WHAT YOU SHOULD DO |
Reproduce every record below exactly as written, but leave out any pictures.

[Dataset excerpts]
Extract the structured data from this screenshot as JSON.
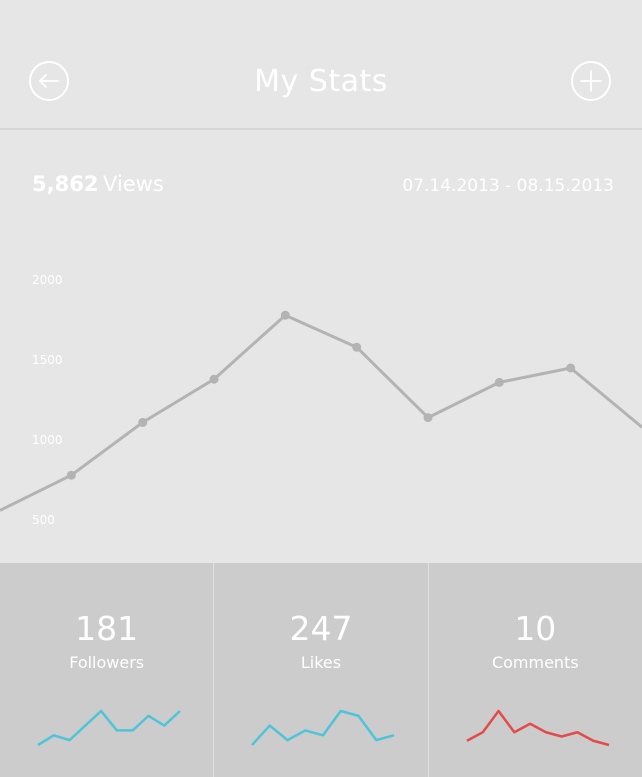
{
  "header": {
    "title": "My Stats",
    "back_icon": "arrow-left-circle-icon",
    "add_icon": "plus-circle-icon"
  },
  "summary": {
    "views_count": "5,862",
    "views_label": "Views",
    "date_range": "07.14.2013 - 08.15.2013"
  },
  "chart_data": {
    "type": "line",
    "title": "",
    "xlabel": "",
    "ylabel": "",
    "y_ticks": [
      "2000",
      "1500",
      "1000",
      "500"
    ],
    "ylim": [
      250,
      2250
    ],
    "grid": false,
    "series": [
      {
        "x": [
          0,
          1,
          2,
          3,
          4,
          5,
          6,
          7,
          8,
          9
        ],
        "values": [
          560,
          780,
          1110,
          1380,
          1780,
          1580,
          1140,
          1360,
          1450,
          1080
        ],
        "markers": [
          false,
          true,
          true,
          true,
          true,
          true,
          true,
          true,
          true,
          false
        ]
      }
    ]
  },
  "stats": [
    {
      "value": "181",
      "label": "Followers",
      "spark": [
        1,
        3,
        2,
        5,
        8,
        4,
        4,
        7,
        5,
        8
      ],
      "color": "#4fc3d9"
    },
    {
      "value": "247",
      "label": "Likes",
      "spark": [
        1,
        5,
        2,
        4,
        3,
        8,
        7,
        2,
        3
      ],
      "color": "#4fc3d9"
    },
    {
      "value": "10",
      "label": "Comments",
      "spark": [
        4,
        6,
        11,
        6,
        8,
        6,
        5,
        6,
        4,
        3
      ],
      "color": "#e34b4b"
    }
  ],
  "colors": {
    "background": "#e6e6e6",
    "stats_background": "#cccccc",
    "chart_line": "#b3b3b3",
    "text": "#ffffff"
  }
}
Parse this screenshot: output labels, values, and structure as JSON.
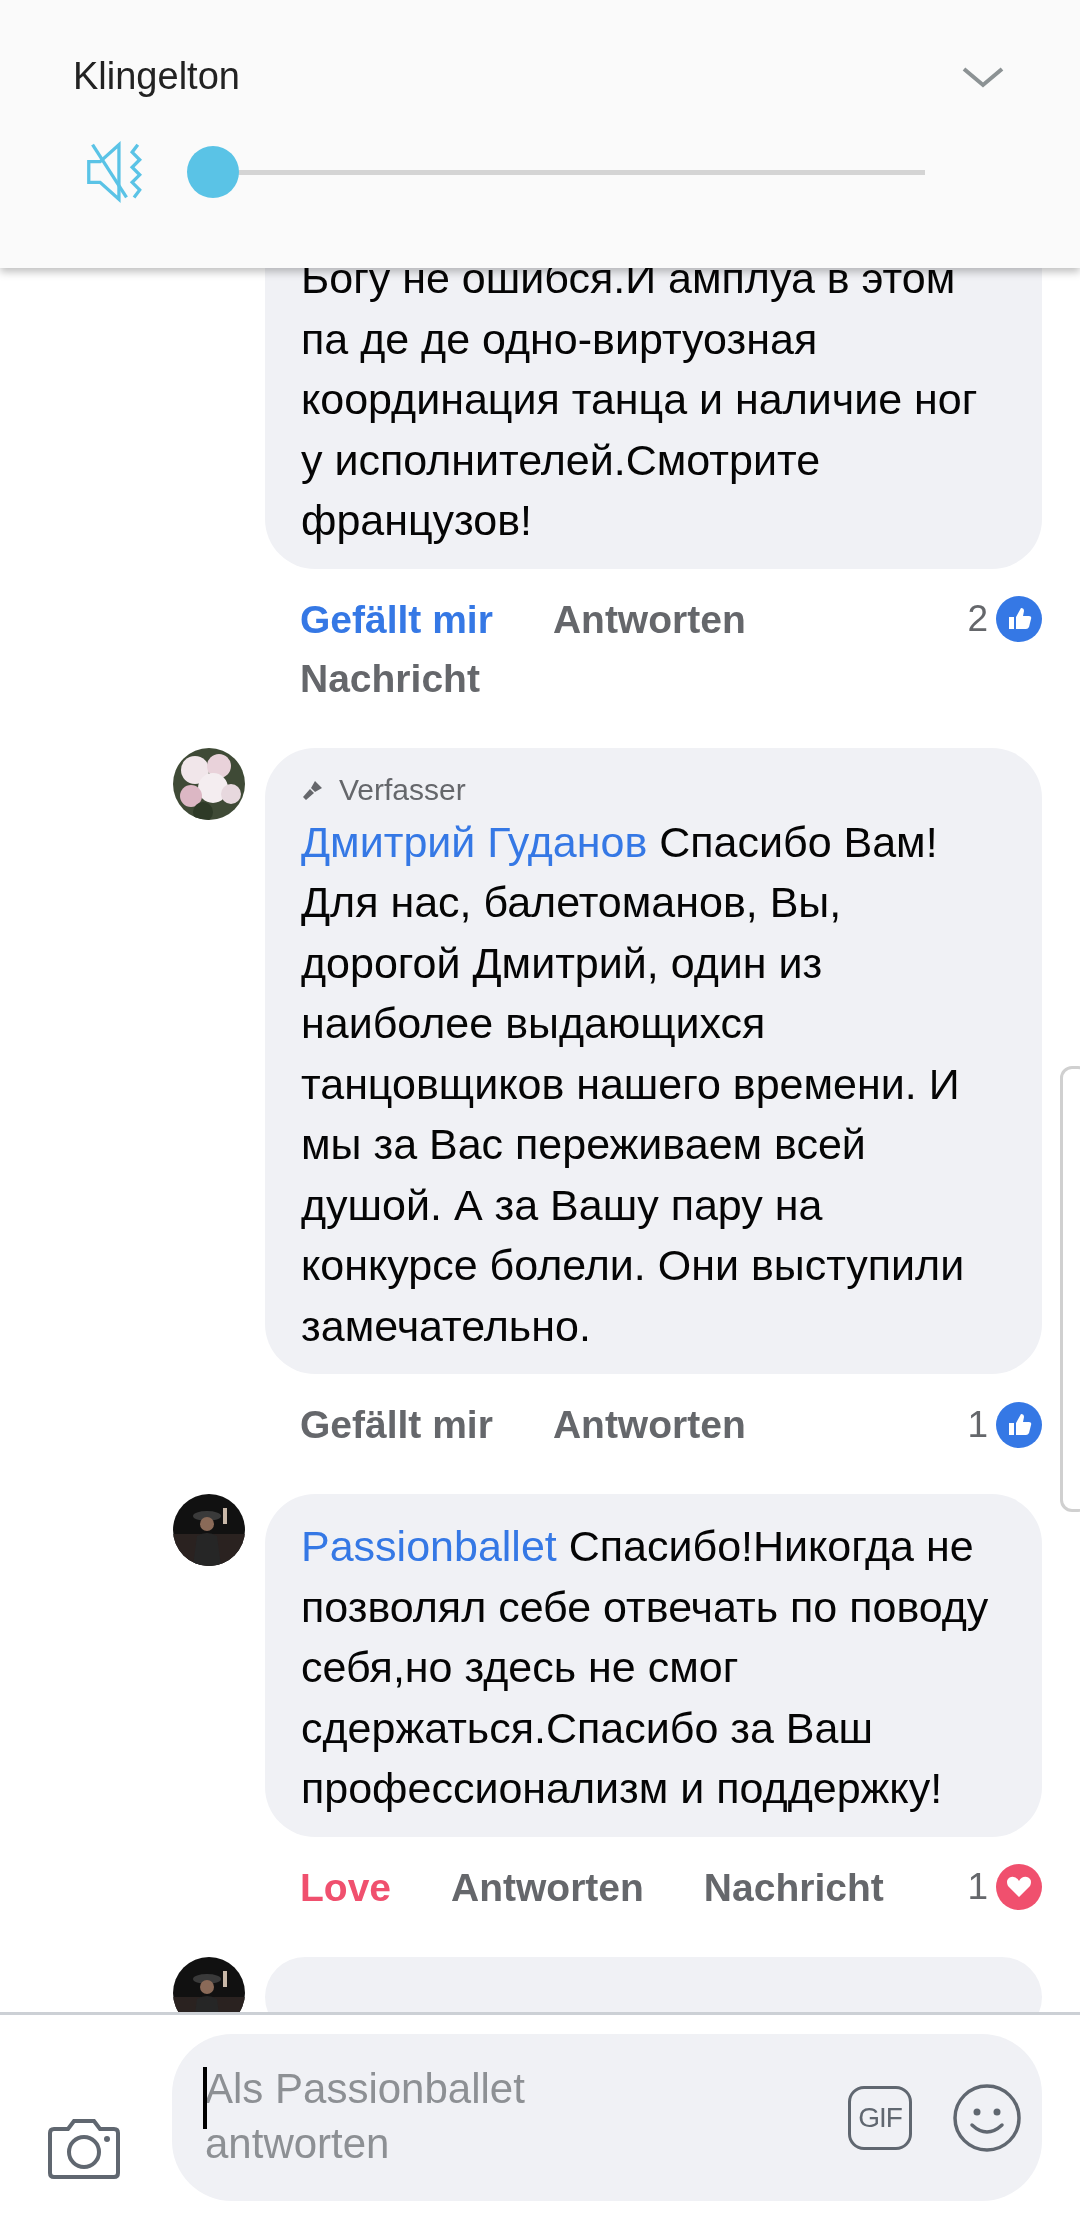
{
  "volume_panel": {
    "title": "Klingelton",
    "muted": true,
    "level": 0
  },
  "comments": [
    {
      "text": "Богу не ошибся.И амплуа в этом па де де одно-виртуозная координация танца и наличие ног у исполнителей.Смотрите французов!",
      "reaction": {
        "label": "Gefällt mir",
        "kind": "like",
        "selected": true
      },
      "actions": [
        "Antworten",
        "Nachricht"
      ],
      "count": {
        "text": "2",
        "kind": "like"
      }
    },
    {
      "avatar": {
        "kind": "picture"
      },
      "author_badge": "Verfasser",
      "author": "Дмитрий Гуданов",
      "text": "Спасибо Вам! Для нас,  балетоманов, Вы, дорогой Дмитрий, один из наиболее выдающихся танцовщиков нашего времени. И мы за Вас переживаем всей душой. А за Вашу пару на конкурсе болели. Они выступили замечательно.",
      "reaction": {
        "label": "Gefällt mir",
        "kind": "like",
        "selected": false
      },
      "actions": [
        "Antworten"
      ],
      "count": {
        "text": "1",
        "kind": "like"
      }
    },
    {
      "avatar": {
        "kind": "picture"
      },
      "author": "Passionballet",
      "text": "Спасибо!Никогда не позволял себе отвечать по поводу себя,но здесь не смог сдержаться.Спасибо за Ваш профессионализм и поддержку!",
      "reaction": {
        "label": "Love",
        "kind": "love",
        "selected": true
      },
      "actions": [
        "Antworten",
        "Nachricht"
      ],
      "count": {
        "text": "1",
        "kind": "love"
      }
    },
    {
      "avatar": {
        "kind": "picture"
      }
    }
  ],
  "composer": {
    "placeholder": "Als Passionballet antworten",
    "gif_label": "GIF"
  }
}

TASK OUTPUT |
Extract the structured data from this screenshot as JSON.
{
  "header": {
    "title": "My Stats",
    "back_icon": "arrow-left-circle-icon",
    "add_icon": "plus-circle-icon"
  },
  "summary": {
    "views_count": "5,862",
    "views_label": "Views",
    "date_range": "07.14.2013 - 08.15.2013"
  },
  "chart_data": {
    "type": "line",
    "title": "",
    "xlabel": "",
    "ylabel": "",
    "y_ticks": [
      "2000",
      "1500",
      "1000",
      "500"
    ],
    "ylim": [
      250,
      2250
    ],
    "grid": false,
    "series": [
      {
        "x": [
          0,
          1,
          2,
          3,
          4,
          5,
          6,
          7,
          8,
          9
        ],
        "values": [
          560,
          780,
          1110,
          1380,
          1780,
          1580,
          1140,
          1360,
          1450,
          1080
        ],
        "markers": [
          false,
          true,
          true,
          true,
          true,
          true,
          true,
          true,
          true,
          false
        ]
      }
    ]
  },
  "stats": [
    {
      "value": "181",
      "label": "Followers",
      "spark": [
        1,
        3,
        2,
        5,
        8,
        4,
        4,
        7,
        5,
        8
      ],
      "color": "#4fc3d9"
    },
    {
      "value": "247",
      "label": "Likes",
      "spark": [
        1,
        5,
        2,
        4,
        3,
        8,
        7,
        2,
        3
      ],
      "color": "#4fc3d9"
    },
    {
      "value": "10",
      "label": "Comments",
      "spark": [
        4,
        6,
        11,
        6,
        8,
        6,
        5,
        6,
        4,
        3
      ],
      "color": "#e34b4b"
    }
  ],
  "colors": {
    "background": "#e6e6e6",
    "stats_background": "#cccccc",
    "chart_line": "#b3b3b3",
    "text": "#ffffff"
  }
}
Parse this screenshot: output labels, values, and structure as JSON.
{
  "volume_panel": {
    "title": "Klingelton",
    "muted": true,
    "level": 0
  },
  "comments": [
    {
      "text": "Богу не ошибся.И амплуа в этом па де де одно-виртуозная координация танца и наличие ног у исполнителей.Смотрите французов!",
      "reaction": {
        "label": "Gefällt mir",
        "kind": "like",
        "selected": true
      },
      "actions": [
        "Antworten",
        "Nachricht"
      ],
      "count": {
        "text": "2",
        "kind": "like"
      }
    },
    {
      "avatar": {
        "kind": "picture"
      },
      "author_badge": "Verfasser",
      "author": "Дмитрий Гуданов",
      "text": "Спасибо Вам! Для нас,  балетоманов, Вы, дорогой Дмитрий, один из наиболее выдающихся танцовщиков нашего времени. И мы за Вас переживаем всей душой. А за Вашу пару на конкурсе болели. Они выступили замечательно.",
      "reaction": {
        "label": "Gefällt mir",
        "kind": "like",
        "selected": false
      },
      "actions": [
        "Antworten"
      ],
      "count": {
        "text": "1",
        "kind": "like"
      }
    },
    {
      "avatar": {
        "kind": "picture"
      },
      "author": "Passionballet",
      "text": "Спасибо!Никогда не позволял себе отвечать по поводу себя,но здесь не смог сдержаться.Спасибо за Ваш профессионализм и поддержку!",
      "reaction": {
        "label": "Love",
        "kind": "love",
        "selected": true
      },
      "actions": [
        "Antworten",
        "Nachricht"
      ],
      "count": {
        "text": "1",
        "kind": "love"
      }
    },
    {
      "avatar": {
        "kind": "picture"
      }
    }
  ],
  "composer": {
    "placeholder": "Als Passionballet antworten",
    "gif_label": "GIF"
  }
}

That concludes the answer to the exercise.